The task » List, from the lines below, each one with "HackerFeud" in it.

Collected data:
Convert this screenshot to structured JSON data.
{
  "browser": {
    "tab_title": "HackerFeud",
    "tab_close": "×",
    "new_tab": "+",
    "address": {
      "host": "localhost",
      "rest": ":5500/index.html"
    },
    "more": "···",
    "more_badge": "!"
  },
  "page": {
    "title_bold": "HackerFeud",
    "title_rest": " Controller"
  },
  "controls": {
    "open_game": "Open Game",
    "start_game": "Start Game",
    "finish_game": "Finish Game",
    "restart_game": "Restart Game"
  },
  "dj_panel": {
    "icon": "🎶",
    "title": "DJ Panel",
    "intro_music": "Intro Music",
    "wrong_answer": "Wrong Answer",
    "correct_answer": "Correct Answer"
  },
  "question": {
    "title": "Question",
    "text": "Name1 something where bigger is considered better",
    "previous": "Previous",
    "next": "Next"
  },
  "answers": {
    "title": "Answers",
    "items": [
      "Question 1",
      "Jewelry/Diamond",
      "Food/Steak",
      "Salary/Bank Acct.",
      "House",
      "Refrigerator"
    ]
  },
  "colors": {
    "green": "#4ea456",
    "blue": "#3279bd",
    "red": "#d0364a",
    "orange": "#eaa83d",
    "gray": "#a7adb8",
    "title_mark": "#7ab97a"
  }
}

Result for this exercise »
    "tab_title": "HackerFeud",
    "title_bold": "HackerFeud",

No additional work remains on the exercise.